>>
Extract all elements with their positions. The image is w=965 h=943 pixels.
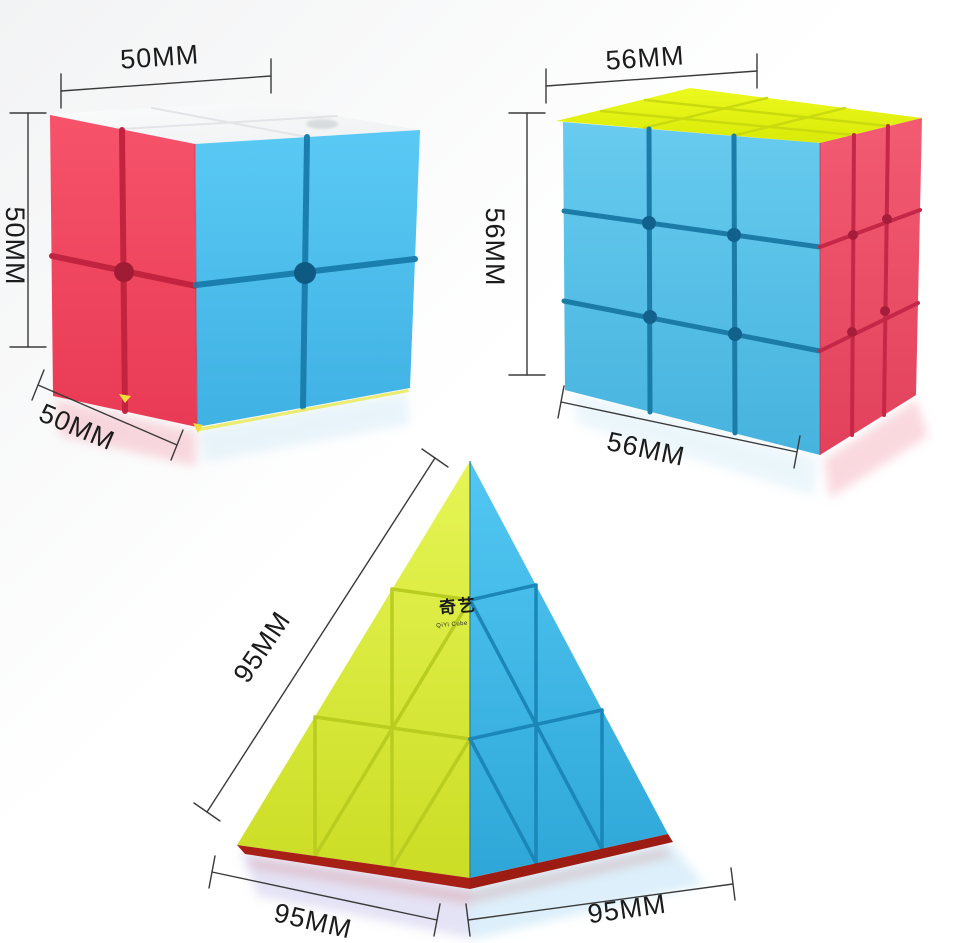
pyraminx-right-face-seams (468, 583, 604, 865)
dim-label-3x3-width: 56MM (605, 40, 686, 75)
dim-label-2x2-height: 50MM (0, 206, 30, 285)
pyraminx-base-right (470, 834, 673, 889)
cube-3x3-front-face-seams (561, 126, 823, 436)
qiyi-logo-en: QiYi Cube (436, 621, 468, 630)
cube-3x3 (556, 88, 922, 455)
cube-3x3-right-face-seams (818, 124, 922, 437)
qiyi-logo-cn: 奇艺 (438, 594, 478, 618)
dim-2x2-height: 50MM (0, 112, 47, 348)
pyraminx-right-face (470, 461, 668, 878)
pyraminx-left-face (237, 461, 470, 878)
dim-label-2x2-width: 50MM (119, 39, 200, 74)
dim-3x3-width: 56MM (545, 40, 758, 104)
dim-3x3-height: 56MM (480, 112, 546, 376)
pyraminx: 奇艺 QiYi Cube (237, 461, 673, 889)
cube-2x2-left-face-seams (49, 127, 199, 414)
dim-2x2-width: 50MM (60, 39, 272, 109)
pyraminx-base-left (237, 845, 470, 889)
pyraminx-reflection (240, 840, 704, 940)
cube-3x3-front-face (563, 122, 820, 455)
cube-3x3-right-face (820, 118, 922, 455)
cube-3x3-top-face (556, 88, 922, 143)
cube-2x2 (49, 102, 420, 433)
dim-label-3x3-height: 56MM (480, 207, 510, 286)
qiyi-logo-faint-icon (306, 119, 338, 129)
cube-2x2-reflection (56, 392, 410, 466)
cube-3x3-top-face-seams (599, 96, 890, 138)
cube-2x2-right-face-seams (193, 134, 418, 410)
cube-2x2-bottom-sliver (198, 389, 409, 431)
pyraminx-left-face-seams (313, 587, 472, 869)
<<
* **Required work**
Copy every line of the material above word for word, but leave out the picture.

* **Response below**
Extract all elements with their positions. The image is w=965 h=943 pixels.
pyraminx-right-face-seams (468, 583, 604, 865)
dim-label-3x3-width: 56MM (605, 40, 686, 75)
dim-label-2x2-height: 50MM (0, 206, 30, 285)
pyraminx-base-right (470, 834, 673, 889)
cube-3x3-front-face-seams (561, 126, 823, 436)
qiyi-logo-en: QiYi Cube (436, 621, 468, 630)
cube-3x3 (556, 88, 922, 455)
cube-3x3-right-face-seams (818, 124, 922, 437)
qiyi-logo-cn: 奇艺 (438, 594, 478, 618)
dim-2x2-height: 50MM (0, 112, 47, 348)
pyraminx-right-face (470, 461, 668, 878)
pyraminx-left-face (237, 461, 470, 878)
dim-label-2x2-width: 50MM (119, 39, 200, 74)
dim-3x3-width: 56MM (545, 40, 758, 104)
dim-3x3-height: 56MM (480, 112, 546, 376)
pyraminx: 奇艺 QiYi Cube (237, 461, 673, 889)
cube-2x2-left-face-seams (49, 127, 199, 414)
dim-2x2-width: 50MM (60, 39, 272, 109)
pyraminx-base-left (237, 845, 470, 889)
pyraminx-reflection (240, 840, 704, 940)
cube-3x3-front-face (563, 122, 820, 455)
cube-3x3-right-face (820, 118, 922, 455)
cube-3x3-top-face (556, 88, 922, 143)
cube-2x2 (49, 102, 420, 433)
dim-label-3x3-height: 56MM (480, 207, 510, 286)
qiyi-logo-faint-icon (306, 119, 338, 129)
cube-2x2-reflection (56, 392, 410, 466)
cube-3x3-top-face-seams (599, 96, 890, 138)
cube-2x2-right-face-seams (193, 134, 418, 410)
cube-2x2-bottom-sliver (198, 389, 409, 431)
pyraminx-left-face-seams (313, 587, 472, 869)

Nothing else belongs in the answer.